Element region listings:
----

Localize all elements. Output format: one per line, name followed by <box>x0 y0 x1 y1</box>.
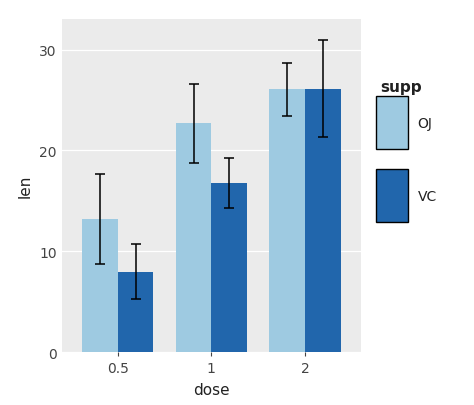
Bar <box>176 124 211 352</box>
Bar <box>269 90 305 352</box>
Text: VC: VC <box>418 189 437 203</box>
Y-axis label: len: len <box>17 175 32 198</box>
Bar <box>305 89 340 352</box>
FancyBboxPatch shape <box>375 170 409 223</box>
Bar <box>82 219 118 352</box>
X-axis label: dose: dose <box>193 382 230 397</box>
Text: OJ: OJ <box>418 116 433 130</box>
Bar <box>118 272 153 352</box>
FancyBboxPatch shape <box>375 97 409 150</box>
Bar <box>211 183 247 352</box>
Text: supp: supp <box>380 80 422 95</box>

----

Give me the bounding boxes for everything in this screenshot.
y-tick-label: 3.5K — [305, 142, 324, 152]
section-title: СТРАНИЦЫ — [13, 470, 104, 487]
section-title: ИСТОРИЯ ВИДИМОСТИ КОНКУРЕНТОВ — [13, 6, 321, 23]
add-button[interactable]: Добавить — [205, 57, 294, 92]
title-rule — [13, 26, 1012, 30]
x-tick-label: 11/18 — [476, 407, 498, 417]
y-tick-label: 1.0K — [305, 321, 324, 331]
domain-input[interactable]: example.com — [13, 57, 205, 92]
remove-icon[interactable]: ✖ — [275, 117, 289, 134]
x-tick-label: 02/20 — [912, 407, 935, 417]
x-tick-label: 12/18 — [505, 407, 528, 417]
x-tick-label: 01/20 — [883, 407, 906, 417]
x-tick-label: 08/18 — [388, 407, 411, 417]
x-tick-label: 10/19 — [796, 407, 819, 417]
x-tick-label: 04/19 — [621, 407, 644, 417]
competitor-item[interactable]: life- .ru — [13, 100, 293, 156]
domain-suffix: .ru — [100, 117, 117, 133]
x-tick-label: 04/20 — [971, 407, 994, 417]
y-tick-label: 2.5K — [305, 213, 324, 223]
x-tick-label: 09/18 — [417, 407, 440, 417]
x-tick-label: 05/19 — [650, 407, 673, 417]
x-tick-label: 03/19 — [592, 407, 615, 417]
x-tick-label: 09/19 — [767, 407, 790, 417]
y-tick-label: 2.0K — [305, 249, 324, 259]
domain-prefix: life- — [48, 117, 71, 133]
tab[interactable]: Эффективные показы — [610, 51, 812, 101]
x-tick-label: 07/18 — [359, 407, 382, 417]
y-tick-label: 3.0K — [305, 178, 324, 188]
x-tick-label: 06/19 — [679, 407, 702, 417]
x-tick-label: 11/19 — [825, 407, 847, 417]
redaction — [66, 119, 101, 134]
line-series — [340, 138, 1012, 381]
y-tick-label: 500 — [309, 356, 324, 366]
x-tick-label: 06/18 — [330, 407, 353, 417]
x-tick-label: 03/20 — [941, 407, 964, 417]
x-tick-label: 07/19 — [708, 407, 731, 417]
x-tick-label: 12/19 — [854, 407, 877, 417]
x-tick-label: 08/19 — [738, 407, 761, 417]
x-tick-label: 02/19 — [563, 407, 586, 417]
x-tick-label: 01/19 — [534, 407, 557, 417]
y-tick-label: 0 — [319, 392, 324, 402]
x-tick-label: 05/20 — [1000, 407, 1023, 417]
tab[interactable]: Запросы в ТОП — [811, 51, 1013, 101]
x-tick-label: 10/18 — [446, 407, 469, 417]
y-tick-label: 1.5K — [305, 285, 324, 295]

----

● WORK TO BE COMPLETED
Lay out the stretch of data from the line containing "Localize all elements." through the line containing "Bar <box>82 219 118 352</box>" as a numbered list, skipping any blank lines. Leave the pictures out.

● PROBLEM SOLUTION
1. Localize all elements. Output format: one per line, name followed by <box>x0 y0 x1 y1</box>.
2. Bar <box>176 124 211 352</box>
3. Bar <box>269 90 305 352</box>
4. Text: VC: VC <box>418 189 437 203</box>
5. Y-axis label: len: len <box>17 175 32 198</box>
6. Bar <box>305 89 340 352</box>
7. FancyBboxPatch shape <box>375 170 409 223</box>
8. Bar <box>82 219 118 352</box>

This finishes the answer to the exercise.